WRITTEN PROBLEM
Copy out each line featuring the string "marker" from the entries beneath.

RECORDS SUPPLIED
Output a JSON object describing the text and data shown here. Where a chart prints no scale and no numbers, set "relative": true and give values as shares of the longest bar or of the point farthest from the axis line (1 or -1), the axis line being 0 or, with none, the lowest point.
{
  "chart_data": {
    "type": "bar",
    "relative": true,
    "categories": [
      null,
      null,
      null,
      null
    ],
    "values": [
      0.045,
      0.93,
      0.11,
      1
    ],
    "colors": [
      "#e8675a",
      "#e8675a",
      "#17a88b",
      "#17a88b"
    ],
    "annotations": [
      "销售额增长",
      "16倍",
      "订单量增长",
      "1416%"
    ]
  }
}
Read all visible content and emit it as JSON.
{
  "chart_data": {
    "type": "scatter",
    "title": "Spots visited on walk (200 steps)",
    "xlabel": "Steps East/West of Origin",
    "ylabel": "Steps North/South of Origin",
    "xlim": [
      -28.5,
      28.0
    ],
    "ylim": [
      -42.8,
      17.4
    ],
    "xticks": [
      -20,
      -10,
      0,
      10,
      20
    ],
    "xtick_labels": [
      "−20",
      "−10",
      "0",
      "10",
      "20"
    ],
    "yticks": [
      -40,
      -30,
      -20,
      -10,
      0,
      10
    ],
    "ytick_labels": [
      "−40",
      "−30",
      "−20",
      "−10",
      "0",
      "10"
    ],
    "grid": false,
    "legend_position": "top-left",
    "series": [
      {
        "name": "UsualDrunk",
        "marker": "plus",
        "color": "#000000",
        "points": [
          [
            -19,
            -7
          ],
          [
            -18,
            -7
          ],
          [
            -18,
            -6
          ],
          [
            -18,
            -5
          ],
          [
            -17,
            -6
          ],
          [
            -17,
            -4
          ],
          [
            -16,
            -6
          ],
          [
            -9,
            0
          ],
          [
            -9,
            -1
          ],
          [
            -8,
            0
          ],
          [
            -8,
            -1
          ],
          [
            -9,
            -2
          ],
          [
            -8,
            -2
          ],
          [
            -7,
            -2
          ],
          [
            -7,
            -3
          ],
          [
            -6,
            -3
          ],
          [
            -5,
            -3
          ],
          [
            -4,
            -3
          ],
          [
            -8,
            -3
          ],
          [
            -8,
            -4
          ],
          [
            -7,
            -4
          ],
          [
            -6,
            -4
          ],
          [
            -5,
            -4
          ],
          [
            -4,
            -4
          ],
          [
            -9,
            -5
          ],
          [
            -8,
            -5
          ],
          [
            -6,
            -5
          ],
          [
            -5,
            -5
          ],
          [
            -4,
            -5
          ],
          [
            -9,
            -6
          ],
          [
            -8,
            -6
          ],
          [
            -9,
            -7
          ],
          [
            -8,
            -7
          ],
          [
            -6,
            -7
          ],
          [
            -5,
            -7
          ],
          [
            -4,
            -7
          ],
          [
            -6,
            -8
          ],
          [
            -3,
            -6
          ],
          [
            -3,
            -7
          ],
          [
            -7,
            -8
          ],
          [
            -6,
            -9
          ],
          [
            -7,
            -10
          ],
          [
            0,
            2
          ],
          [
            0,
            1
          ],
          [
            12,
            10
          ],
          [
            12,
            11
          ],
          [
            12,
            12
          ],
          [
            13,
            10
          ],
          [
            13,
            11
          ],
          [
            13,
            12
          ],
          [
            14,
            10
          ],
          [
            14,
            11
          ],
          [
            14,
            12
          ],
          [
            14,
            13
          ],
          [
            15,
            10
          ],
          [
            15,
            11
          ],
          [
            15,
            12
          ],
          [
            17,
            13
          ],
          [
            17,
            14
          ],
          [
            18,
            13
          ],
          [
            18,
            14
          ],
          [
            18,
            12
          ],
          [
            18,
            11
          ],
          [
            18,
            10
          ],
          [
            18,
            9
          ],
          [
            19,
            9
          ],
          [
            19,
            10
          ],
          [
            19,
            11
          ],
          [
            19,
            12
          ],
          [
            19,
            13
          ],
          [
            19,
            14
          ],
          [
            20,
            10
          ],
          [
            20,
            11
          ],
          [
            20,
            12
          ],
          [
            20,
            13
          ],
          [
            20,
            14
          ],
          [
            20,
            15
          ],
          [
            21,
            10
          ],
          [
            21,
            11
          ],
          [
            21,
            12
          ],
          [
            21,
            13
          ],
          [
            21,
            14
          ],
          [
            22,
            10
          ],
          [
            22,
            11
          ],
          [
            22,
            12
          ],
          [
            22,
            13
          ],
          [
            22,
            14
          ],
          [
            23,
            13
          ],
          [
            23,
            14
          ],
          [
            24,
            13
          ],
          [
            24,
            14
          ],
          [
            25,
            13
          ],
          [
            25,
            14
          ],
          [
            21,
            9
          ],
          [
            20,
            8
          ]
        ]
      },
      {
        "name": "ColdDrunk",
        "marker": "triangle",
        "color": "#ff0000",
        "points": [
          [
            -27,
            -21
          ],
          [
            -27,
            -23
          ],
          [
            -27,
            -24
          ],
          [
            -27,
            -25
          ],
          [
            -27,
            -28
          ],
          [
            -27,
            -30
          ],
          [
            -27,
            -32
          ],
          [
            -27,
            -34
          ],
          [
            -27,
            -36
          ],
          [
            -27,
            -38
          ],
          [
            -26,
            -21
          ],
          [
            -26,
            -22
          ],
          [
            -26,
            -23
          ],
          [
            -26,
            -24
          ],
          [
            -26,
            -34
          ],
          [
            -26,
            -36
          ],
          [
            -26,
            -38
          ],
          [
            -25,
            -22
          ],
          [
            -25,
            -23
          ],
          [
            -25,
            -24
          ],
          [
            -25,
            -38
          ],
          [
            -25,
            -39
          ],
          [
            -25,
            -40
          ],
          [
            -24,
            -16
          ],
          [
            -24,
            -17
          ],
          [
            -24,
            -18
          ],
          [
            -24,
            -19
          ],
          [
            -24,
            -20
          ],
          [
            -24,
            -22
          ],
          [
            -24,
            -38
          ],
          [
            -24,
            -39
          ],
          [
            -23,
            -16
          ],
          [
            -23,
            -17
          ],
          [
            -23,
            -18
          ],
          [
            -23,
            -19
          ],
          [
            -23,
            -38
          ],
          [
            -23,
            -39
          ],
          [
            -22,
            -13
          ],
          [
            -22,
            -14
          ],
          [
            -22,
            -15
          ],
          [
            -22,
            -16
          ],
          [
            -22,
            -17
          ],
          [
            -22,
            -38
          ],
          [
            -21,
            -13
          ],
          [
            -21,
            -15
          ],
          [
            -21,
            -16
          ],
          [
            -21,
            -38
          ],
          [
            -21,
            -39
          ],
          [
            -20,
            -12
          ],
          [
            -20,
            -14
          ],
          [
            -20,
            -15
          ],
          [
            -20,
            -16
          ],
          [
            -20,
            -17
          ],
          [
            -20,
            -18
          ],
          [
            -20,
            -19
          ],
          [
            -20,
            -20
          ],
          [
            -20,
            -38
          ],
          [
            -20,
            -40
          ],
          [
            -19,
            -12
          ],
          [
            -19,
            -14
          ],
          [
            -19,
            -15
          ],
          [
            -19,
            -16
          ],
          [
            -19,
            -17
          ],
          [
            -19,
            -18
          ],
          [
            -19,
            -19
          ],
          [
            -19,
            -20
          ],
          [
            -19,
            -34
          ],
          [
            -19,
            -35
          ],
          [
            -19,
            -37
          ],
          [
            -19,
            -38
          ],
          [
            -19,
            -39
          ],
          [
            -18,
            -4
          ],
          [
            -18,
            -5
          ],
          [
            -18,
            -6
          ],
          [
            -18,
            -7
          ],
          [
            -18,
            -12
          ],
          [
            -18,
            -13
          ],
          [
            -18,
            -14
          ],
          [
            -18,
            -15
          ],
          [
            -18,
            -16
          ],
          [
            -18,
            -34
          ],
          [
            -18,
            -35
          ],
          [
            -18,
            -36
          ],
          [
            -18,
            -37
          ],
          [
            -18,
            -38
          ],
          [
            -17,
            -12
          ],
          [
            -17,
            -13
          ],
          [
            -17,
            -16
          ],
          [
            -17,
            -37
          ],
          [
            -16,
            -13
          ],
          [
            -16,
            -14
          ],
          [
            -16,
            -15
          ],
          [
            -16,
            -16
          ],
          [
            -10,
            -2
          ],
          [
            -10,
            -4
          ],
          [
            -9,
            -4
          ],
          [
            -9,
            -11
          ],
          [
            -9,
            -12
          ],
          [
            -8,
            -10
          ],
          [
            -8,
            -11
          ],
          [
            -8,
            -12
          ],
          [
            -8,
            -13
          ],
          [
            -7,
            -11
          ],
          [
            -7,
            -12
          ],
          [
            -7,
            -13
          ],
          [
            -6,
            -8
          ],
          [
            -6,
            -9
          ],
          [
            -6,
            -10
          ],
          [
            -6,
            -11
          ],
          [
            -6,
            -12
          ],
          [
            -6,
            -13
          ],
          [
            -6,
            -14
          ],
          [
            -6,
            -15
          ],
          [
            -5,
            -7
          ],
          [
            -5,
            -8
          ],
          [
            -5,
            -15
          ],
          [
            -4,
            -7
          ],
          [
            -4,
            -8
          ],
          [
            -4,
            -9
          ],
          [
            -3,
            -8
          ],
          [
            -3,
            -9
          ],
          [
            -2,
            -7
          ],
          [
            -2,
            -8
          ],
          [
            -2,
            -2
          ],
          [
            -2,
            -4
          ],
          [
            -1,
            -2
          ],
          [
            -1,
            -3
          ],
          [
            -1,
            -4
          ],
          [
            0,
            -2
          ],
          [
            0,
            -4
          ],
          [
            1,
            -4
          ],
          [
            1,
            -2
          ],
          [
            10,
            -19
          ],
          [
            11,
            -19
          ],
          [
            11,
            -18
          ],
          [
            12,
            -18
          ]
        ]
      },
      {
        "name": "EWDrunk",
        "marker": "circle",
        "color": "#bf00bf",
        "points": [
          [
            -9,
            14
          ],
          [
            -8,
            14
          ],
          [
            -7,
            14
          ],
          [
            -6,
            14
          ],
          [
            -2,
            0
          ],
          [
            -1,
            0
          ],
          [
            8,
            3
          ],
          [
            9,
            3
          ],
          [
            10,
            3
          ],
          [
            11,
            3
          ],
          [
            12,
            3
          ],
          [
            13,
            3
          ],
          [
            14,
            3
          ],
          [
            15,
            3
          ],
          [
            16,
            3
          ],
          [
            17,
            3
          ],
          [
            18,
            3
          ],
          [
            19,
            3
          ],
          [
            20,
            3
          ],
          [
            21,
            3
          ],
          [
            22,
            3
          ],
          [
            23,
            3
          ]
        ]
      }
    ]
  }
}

TASK RESPONSE
        "marker": "plus",
        "marker": "triangle",
        "marker": "circle",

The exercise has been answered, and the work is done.